───── PAGE TEXT
We do suggest that you take advantage of the selection of restaurants that we identify in these pages and eat at a different one each evening. They really are quite lovely and offer very good value. Each restaurant also provides a very different experience and together they give a real variety to your evenings.

Going North from Hartland on the A39 takes you to Appledore on this side of Bideford. (Appledore is a lovely old fishing village and well worth a visit on a sunny afternoon.) The village hosts a restaurant called Benson’s at No 22 The Quay. The service is friendly. The food is good and the restaurant has real atmosphere. It’s necessary to book on most evenings during the season (01237 424 093) as it’s a very small restaurant.

Instow is on the other side of the Estuary to Appledore and has a number of places to eat along Marine Parade, the road running along the sea front.

The most imposing of these is The Commodore Hotel. The Commodore is beautifully located with lovely views across the estuary. The snacks in the bar are quite good and we particularly enjoy morning coffee or afternoon tea on the terrace looking across the bay to Appledore when the weather is fine. At the far end of Marine Parade is the Boat House which provides pleasant food in a boisterous, holiday atmosphere.

Phansit’s Kitchen just off the High Street in Bideford (9 Grenville Street ) provides very pleasant Thai and Fusion food. Do phone to book (01237 429 942). We particulary liked their starters, with a party of four of us all trying different starter each of us was delighted.  Their website is www.phansitskitchen.com

The coffee shop attached to the Burton Art Gallery and Museum in Bideford is a good place for a coffee or a light lunch. The Gallery is located in Kingsley Road adjacent to Victoria Park that in turn is next to the large car park by the Quay. The opening hours are Tuesday to Saturday 10am to 4pm.

The fish and chip shop on the Quay in Bideford is very good for traditional fish and chips. On a nice evening when we are ‘fish and chipping’ we tend to buy our fish and chips and drive into Instow. We park on the front and enjoy a lovely view across the estuary while we ‘dine from the morning paper’. Chose a public bench and the beach wall provides an acceptable resting-place for feet, drink or whatever. Not very sophisticated maybe but it can be great fun on the right evening.

The best restaurant in Bideford is Lathwells. Located in Cooper Street just off Mill Street in the centre of Bideford it is an intimate little restaurant and provides a very pleasant restaurant experience. Do book – 01237 476 447.

A very nice place to have a coffee and a cake in the area is Tea on the Green on Golf Links Road in Westward Ho! Located on the front it is a beautifully decorated and maintained little tea room.  To check opening hours do phone 01237 479 265.

Going in South on the A39 from Downe takes you into Bude.

The restaurant we enjoy most in Bude is ‘Life’s a Beach’ which is a beach bistro. Located on Summerleaze Beach in Bude it has a sensational location overlooking the sea. Getting there might discourage you (past the public loos, through two car parks) but don’t be discouraged – persevere! It’s casual, crowded and fun. The food is very good and we have recently had a truly excellent meal here. Again it augurs very well for the future. We think it offers the best fish in the area.

On a warm summers evening you will need to be reminded that you are still in England. The restaurant has ‘a new-world feel’ about it. Lovely views through open glass doors with the waves crashing below. (Do book if you can: 01288 355222)
──────────
───── EXERCISE INPUTS
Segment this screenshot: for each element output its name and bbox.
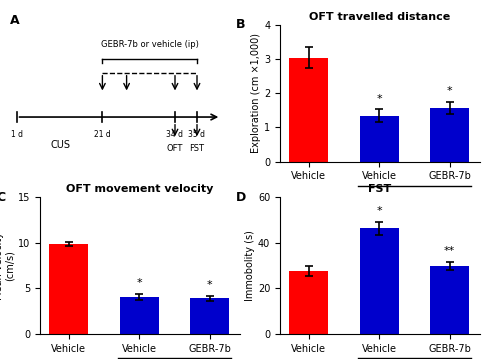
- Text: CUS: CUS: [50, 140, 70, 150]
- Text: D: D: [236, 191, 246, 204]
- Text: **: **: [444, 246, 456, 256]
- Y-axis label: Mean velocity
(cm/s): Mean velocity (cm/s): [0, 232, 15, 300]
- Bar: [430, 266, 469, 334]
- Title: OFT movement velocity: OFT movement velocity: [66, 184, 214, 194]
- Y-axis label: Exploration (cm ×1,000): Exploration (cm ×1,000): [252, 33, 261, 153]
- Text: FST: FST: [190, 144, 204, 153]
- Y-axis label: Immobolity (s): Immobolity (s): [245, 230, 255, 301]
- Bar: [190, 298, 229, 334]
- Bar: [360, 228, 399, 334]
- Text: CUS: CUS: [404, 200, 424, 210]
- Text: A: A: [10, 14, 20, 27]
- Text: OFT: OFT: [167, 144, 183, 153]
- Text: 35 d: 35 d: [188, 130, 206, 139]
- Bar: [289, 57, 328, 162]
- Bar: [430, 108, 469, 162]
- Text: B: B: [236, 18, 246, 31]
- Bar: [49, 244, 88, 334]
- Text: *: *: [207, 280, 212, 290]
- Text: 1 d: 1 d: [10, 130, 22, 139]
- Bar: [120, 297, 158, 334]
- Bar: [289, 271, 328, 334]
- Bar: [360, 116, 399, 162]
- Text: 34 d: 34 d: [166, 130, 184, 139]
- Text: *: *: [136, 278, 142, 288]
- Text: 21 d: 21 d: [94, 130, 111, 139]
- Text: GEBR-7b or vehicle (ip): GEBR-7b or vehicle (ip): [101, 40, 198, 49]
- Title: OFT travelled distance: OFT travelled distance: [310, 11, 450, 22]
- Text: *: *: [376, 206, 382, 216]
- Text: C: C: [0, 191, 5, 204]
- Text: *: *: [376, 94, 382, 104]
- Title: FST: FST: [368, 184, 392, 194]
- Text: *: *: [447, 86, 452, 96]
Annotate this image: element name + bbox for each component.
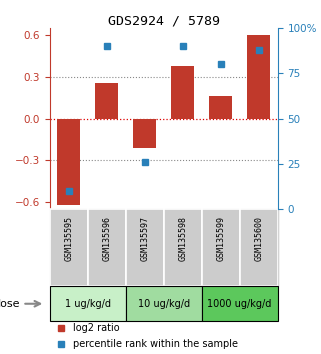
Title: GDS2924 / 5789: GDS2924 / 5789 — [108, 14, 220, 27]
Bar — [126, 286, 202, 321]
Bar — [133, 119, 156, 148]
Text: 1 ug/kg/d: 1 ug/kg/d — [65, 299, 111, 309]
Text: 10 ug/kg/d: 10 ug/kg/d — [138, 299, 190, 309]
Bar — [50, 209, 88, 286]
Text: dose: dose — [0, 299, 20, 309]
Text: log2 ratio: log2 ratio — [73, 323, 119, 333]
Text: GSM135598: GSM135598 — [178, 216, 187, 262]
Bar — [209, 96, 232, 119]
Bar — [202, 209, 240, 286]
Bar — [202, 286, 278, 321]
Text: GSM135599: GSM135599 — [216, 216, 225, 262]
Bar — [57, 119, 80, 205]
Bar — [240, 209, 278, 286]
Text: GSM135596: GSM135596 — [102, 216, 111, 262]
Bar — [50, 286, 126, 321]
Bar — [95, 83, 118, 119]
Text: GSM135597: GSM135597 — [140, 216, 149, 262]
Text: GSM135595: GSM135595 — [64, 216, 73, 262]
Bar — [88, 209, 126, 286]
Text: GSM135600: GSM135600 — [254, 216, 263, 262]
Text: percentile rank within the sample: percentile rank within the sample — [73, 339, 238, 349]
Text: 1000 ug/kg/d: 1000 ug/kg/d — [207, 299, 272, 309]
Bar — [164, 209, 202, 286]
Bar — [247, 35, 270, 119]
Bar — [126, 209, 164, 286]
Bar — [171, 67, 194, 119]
──────────
■ **WHAT YOU WILL DO**:
a - Output the rows of the saved entries verbatim, starting with the line containing "Title: GDS2924 /" and ending with the final row, both included.
b - Go on with the guide to places to eat around Bideford and Bude, picking up right after its last sentence.

■ **ANSWERS BY TASK**:
a -
Title: GDS2924 / 5789: GDS2924 / 5789 — [108, 14, 220, 27]
Bar — [126, 286, 202, 321]
Bar — [133, 119, 156, 148]
Text: 1 ug/kg/d: 1 ug/kg/d — [65, 299, 111, 309]
Text: 10 ug/kg/d: 10 ug/kg/d — [138, 299, 190, 309]
Bar — [50, 209, 88, 286]
Text: dose: dose — [0, 299, 20, 309]
Text: log2 ratio: log2 ratio — [73, 323, 119, 333]
Text: GSM135598: GSM135598 — [178, 216, 187, 262]
Bar — [209, 96, 232, 119]
Bar — [202, 209, 240, 286]
Bar — [202, 286, 278, 321]
Text: GSM135599: GSM135599 — [216, 216, 225, 262]
Bar — [57, 119, 80, 205]
Bar — [240, 209, 278, 286]
Text: GSM135596: GSM135596 — [102, 216, 111, 262]
Bar — [50, 286, 126, 321]
Bar — [95, 83, 118, 119]
Text: GSM135597: GSM135597 — [140, 216, 149, 262]
Text: GSM135595: GSM135595 — [64, 216, 73, 262]
Bar — [88, 209, 126, 286]
Text: GSM135600: GSM135600 — [254, 216, 263, 262]
Text: percentile rank within the sample: percentile rank within the sample — [73, 339, 238, 349]
Text: 1000 ug/kg/d: 1000 ug/kg/d — [207, 299, 272, 309]
Bar — [164, 209, 202, 286]
Bar — [247, 35, 270, 119]
Bar — [126, 209, 164, 286]
Bar — [171, 67, 194, 119]

b -
Another interesting restaurant in Bude is the “El Barco” restaurant in The Bencoolen pub. Juan, the proprietor and chef, is Spanish and the food has a heavy Spanish influence. The fish is the best choice but do be careful of the quantities, there can be very substantial portions on the plate and it’s easy to over order.

El Barco’s particular contribution to our recommended fish evenings is the paella. It is genuine paella made freshly when ordered and therefore takes half an hour to arrive. It’s rustic and unsophisticated but it’s delicious. We suggest you consider ordering the paella when booking your table to avoid disappointment or an overlong wait. But do beware of quantities. The ‘Paella for Two’ is much more than the two of us can manage. We find the quantities so large that they can easily overwhelm the dinner and spoil the meal so we do emphasize caution. El Barco does however provide ‘doggy bags’ to take the remnants of the paella home for lunch the next day.

The restaurant has lots of atmosphere with tables close together and the service is friendly. (We recommend that you book: 01288 354 694).

Going a few miles past Bude on the coast road between Bude and Widemouth Bay is Elements a restaurant that has lovely views over the ocean. The food is modern and international with the chef and owner having trained at The Castle in Taunton. Elements is a lovely addition to the area’s restaurants. The phone number is 01288 352386 and booking is essential.

If you have deep pockets and are prepared to travel a good hour for your meal we do have the following recommendations:

The first recommendation is either of the two restaurants run by the television celebrity Rick Stein at Padstow: Rick Stein’s Fish Restaurant or Rick Stein’s Bistro (one number for both: 01841 532700). Don’t bother to try and get a meal at these unless you have booked a table. The queue for even the least prestigious of his eateries (Rick Stein’s Cafe) was out into the street when we were last there. (The existence of his restaurants, his cafe and his delicatessen has caused the locals to re-christen the village “Padstein”!) The food in his restaurants is excellent although we do prefer the Fish Restaurant to the Bistro. (We take an hour and a quarter to drive to Padstow from Downe and we know the road.)

The second recommendation is Northcote Manor at Burrington near Umberleigh. This has established itself as one of the places to eat in Devon over the last three years. Lovely food, lovely surroundings.  Light lunches are also served. Do book before travelling over. (The phone number is 01769 560501.)

Northcote Manor is off the A377 from Barnstaple. The entrance is on the right hand side of the road four and a half miles past Umberleigh. The entrance is signposted just past the Portsmouth Arms Railway Station and opposite the Portsmouth Arms public house.

It’s worth noting that morning coffee and cream tea is available to non-residents. It can make a lovely stop in the middle of a busy day. Beautiful service in lovely surroundings. The Manor has the happy knack of letting it’s visitors take their time over their coffee or tea and we’ve spent a leisurely hour and more having tea in their lounge. (We take about forty-five minutes to drive to Northcote Manor but again we do know the road.)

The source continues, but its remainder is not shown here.